Collected data
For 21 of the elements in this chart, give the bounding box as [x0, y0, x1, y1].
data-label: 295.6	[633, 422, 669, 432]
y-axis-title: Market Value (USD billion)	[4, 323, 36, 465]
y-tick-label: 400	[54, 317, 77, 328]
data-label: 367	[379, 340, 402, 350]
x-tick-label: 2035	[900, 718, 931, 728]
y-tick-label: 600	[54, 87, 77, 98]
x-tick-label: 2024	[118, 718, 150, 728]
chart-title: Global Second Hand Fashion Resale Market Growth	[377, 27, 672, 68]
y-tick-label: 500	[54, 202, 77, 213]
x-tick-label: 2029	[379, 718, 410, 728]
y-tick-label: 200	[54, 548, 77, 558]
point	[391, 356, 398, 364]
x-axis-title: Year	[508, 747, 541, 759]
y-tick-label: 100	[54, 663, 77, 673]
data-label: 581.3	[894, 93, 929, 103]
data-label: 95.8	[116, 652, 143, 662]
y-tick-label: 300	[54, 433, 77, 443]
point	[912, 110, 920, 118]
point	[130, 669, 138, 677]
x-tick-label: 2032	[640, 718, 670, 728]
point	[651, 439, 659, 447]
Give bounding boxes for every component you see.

---

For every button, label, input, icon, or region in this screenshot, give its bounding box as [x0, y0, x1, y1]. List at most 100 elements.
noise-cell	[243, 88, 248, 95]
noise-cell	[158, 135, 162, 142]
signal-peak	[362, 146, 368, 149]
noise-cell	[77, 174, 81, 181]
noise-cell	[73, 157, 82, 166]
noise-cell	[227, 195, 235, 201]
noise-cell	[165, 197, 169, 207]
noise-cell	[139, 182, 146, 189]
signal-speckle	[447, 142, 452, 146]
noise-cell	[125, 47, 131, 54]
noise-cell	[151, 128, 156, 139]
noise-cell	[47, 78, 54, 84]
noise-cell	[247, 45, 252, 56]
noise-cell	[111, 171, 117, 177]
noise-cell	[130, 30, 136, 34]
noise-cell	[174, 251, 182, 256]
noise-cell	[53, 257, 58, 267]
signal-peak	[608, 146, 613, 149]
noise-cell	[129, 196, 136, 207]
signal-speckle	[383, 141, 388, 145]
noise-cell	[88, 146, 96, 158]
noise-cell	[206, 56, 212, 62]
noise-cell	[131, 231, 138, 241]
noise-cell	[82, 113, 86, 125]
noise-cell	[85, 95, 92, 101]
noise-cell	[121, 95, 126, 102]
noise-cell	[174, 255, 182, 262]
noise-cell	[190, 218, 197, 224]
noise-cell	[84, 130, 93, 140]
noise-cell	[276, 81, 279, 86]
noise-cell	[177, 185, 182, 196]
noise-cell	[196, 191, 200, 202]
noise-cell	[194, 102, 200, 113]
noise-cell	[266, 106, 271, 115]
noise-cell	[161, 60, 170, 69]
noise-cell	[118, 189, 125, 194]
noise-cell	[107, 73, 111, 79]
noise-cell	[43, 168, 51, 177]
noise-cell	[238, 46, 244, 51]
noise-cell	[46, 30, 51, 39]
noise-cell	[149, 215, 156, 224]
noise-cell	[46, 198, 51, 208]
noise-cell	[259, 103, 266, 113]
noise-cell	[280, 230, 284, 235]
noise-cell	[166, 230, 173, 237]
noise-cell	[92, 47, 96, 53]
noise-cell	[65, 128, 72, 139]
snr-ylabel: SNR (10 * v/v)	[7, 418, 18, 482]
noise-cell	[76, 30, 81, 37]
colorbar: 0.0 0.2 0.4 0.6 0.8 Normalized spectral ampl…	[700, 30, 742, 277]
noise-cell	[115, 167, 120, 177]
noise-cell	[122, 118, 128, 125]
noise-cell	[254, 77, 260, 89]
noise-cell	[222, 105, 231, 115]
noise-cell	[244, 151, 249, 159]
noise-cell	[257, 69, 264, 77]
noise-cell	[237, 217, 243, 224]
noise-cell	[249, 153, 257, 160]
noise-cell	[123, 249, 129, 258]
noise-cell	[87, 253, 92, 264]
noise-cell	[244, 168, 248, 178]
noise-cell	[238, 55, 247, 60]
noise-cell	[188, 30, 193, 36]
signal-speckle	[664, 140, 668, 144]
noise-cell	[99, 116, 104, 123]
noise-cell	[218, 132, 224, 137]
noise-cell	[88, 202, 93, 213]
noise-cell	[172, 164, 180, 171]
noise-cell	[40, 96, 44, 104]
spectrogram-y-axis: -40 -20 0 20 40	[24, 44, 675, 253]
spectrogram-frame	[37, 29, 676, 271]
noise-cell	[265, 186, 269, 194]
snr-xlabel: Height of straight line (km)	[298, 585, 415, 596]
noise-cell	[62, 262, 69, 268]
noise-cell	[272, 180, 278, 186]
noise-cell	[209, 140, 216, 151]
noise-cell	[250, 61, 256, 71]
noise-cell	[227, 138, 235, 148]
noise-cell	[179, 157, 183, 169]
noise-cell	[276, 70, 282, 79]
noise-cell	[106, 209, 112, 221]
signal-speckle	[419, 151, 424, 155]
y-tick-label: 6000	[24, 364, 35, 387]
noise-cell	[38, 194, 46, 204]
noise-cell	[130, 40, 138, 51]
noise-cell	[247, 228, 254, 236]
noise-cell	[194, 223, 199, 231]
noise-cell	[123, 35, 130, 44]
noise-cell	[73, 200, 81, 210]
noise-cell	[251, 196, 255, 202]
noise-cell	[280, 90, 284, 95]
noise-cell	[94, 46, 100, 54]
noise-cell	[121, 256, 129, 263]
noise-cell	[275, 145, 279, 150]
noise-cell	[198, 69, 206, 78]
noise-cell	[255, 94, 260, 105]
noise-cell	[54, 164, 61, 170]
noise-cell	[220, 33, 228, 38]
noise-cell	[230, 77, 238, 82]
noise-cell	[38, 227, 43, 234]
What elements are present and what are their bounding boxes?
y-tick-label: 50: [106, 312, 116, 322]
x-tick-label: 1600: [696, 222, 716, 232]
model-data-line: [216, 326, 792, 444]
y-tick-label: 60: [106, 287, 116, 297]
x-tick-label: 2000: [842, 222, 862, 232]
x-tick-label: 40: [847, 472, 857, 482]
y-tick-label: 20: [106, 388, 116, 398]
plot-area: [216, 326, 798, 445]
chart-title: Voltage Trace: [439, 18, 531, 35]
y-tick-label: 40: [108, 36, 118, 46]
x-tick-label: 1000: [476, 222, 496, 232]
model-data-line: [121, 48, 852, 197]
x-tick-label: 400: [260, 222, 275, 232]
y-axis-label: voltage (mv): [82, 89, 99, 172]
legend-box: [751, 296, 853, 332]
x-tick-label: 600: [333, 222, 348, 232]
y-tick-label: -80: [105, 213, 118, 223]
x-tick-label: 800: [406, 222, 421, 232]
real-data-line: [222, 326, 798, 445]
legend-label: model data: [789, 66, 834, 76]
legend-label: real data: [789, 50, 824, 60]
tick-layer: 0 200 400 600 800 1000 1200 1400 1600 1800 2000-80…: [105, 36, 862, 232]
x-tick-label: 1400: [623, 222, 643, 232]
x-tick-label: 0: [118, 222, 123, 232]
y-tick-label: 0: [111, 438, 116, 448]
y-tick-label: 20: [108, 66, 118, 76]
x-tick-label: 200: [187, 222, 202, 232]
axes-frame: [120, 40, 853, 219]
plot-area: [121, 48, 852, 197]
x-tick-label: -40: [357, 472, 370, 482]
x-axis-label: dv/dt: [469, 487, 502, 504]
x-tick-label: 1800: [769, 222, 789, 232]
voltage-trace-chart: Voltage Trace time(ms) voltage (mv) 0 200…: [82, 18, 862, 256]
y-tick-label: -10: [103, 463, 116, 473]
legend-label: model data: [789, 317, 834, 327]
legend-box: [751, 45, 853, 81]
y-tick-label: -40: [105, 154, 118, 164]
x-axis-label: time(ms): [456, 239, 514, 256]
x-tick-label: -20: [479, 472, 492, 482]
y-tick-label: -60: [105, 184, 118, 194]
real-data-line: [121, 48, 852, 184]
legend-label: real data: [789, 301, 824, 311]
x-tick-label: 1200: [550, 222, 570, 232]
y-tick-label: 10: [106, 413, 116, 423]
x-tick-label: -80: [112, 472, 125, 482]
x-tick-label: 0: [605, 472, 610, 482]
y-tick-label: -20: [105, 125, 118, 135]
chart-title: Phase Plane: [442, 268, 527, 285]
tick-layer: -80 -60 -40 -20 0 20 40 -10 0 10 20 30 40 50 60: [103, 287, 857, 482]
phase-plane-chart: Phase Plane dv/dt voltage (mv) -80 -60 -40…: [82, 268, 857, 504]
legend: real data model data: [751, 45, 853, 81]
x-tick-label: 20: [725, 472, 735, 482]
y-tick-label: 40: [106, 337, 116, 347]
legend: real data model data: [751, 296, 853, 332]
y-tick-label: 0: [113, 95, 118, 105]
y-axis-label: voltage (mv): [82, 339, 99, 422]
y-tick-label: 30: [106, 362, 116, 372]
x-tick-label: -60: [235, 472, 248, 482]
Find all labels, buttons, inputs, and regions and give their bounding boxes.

==

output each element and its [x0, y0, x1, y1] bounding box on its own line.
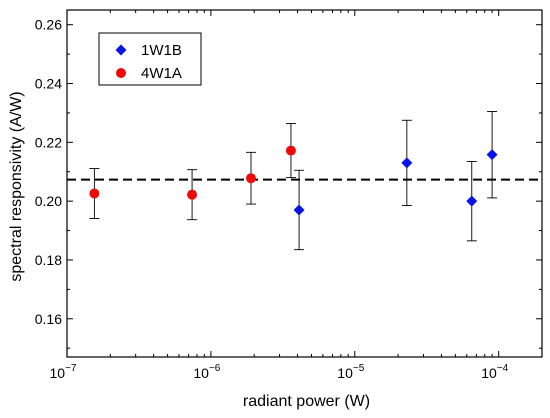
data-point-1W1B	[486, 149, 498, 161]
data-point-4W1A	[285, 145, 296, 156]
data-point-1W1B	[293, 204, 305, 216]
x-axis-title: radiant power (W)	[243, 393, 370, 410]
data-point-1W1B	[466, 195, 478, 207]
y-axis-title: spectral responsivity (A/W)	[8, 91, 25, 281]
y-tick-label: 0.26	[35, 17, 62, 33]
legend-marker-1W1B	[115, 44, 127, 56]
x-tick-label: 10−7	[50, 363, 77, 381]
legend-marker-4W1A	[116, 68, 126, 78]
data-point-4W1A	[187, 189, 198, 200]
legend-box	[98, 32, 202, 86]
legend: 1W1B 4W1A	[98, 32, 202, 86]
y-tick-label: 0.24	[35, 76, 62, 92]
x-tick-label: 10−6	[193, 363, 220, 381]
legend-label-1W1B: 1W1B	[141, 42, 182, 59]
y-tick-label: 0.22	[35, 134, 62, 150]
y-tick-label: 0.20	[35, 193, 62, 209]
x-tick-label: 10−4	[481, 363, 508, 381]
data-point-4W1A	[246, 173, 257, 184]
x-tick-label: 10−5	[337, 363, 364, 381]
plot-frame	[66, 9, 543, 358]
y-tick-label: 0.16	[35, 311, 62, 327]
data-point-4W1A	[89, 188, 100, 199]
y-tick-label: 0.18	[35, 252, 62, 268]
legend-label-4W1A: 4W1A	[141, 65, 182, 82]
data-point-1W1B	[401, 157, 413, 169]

Instructions for the task:
Copy the material above unchanged, starting at the line containing "For every button, label, input, icon, or" and running through the line containing "195, 235, 201]", with both of those lines included.

Exercise solution:
For every button, label, input, icon, or region in this screenshot, give its bounding box as [x0, y0, x1, y1]. List at most 100 elements.
noise-cell	[243, 88, 248, 95]
noise-cell	[158, 135, 162, 142]
signal-peak	[362, 146, 368, 149]
noise-cell	[77, 174, 81, 181]
noise-cell	[73, 157, 82, 166]
noise-cell	[227, 195, 235, 201]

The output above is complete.